═════ Recorded information

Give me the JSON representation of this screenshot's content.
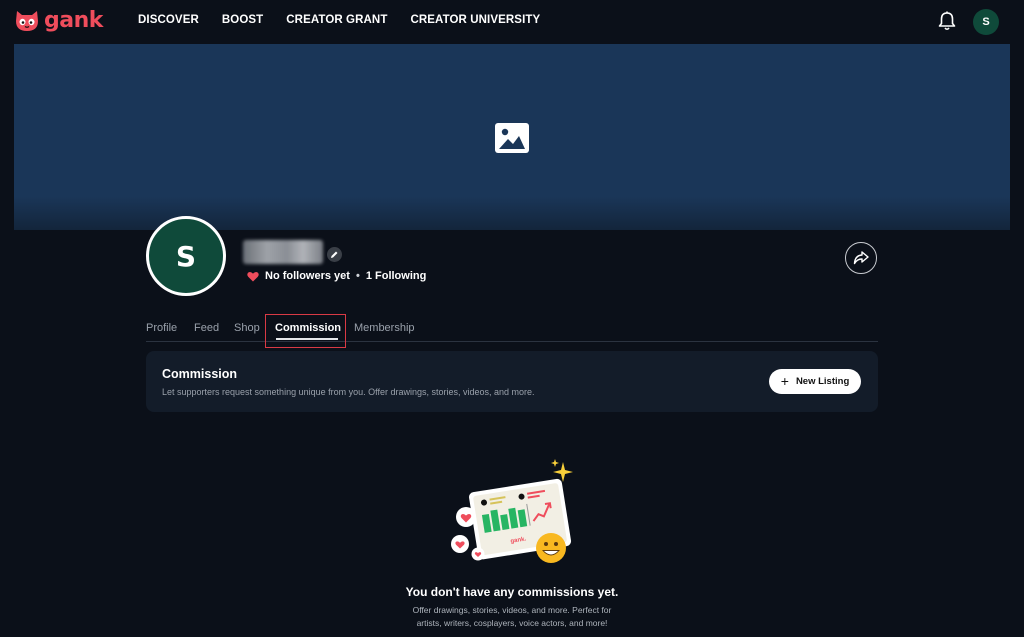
{
  "brand": {
    "name": "gank",
    "accent": "#ef4d5c"
  },
  "nav": {
    "links": [
      "DISCOVER",
      "BOOST",
      "CREATOR GRANT",
      "CREATOR UNIVERSITY"
    ],
    "avatar_initial": "S"
  },
  "profile": {
    "avatar_initial": "S",
    "followers_text": "No followers yet",
    "separator": "•",
    "following_text": "1 Following"
  },
  "tabs": [
    "Profile",
    "Feed",
    "Shop",
    "Commission",
    "Membership"
  ],
  "active_tab": "Commission",
  "commission_card": {
    "title": "Commission",
    "description": "Let supporters request something unique from you. Offer drawings, stories, videos, and more.",
    "button_icon": "+",
    "button_label": "New Listing"
  },
  "empty_state": {
    "title": "You don't have any commissions yet.",
    "description_line1": "Offer drawings, stories, videos, and more. Perfect for",
    "description_line2": "artists, writers, cosplayers, voice actors, and more!",
    "illustration_brand": "gank."
  },
  "colors": {
    "background": "#0b1019",
    "banner": "#1a3658",
    "avatar": "#0f4a3a",
    "highlight": "#d93a45"
  }
}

══════════

Short problem » Copy the entries exactly. Leave out the images.

Exercise output »
Give me the JSON representation of this screenshot's content.
{
  "brand": {
    "name": "gank",
    "accent": "#ef4d5c"
  },
  "nav": {
    "links": [
      "DISCOVER",
      "BOOST",
      "CREATOR GRANT",
      "CREATOR UNIVERSITY"
    ],
    "avatar_initial": "S"
  },
  "profile": {
    "avatar_initial": "S",
    "followers_text": "No followers yet",
    "separator": "•",
    "following_text": "1 Following"
  },
  "tabs": [
    "Profile",
    "Feed",
    "Shop",
    "Commission",
    "Membership"
  ],
  "active_tab": "Commission",
  "commission_card": {
    "title": "Commission",
    "description": "Let supporters request something unique from you. Offer drawings, stories, videos, and more.",
    "button_icon": "+",
    "button_label": "New Listing"
  },
  "empty_state": {
    "title": "You don't have any commissions yet.",
    "description_line1": "Offer drawings, stories, videos, and more. Perfect for",
    "description_line2": "artists, writers, cosplayers, voice actors, and more!",
    "illustration_brand": "gank."
  },
  "colors": {
    "background": "#0b1019",
    "banner": "#1a3658",
    "avatar": "#0f4a3a",
    "highlight": "#d93a45"
  }
}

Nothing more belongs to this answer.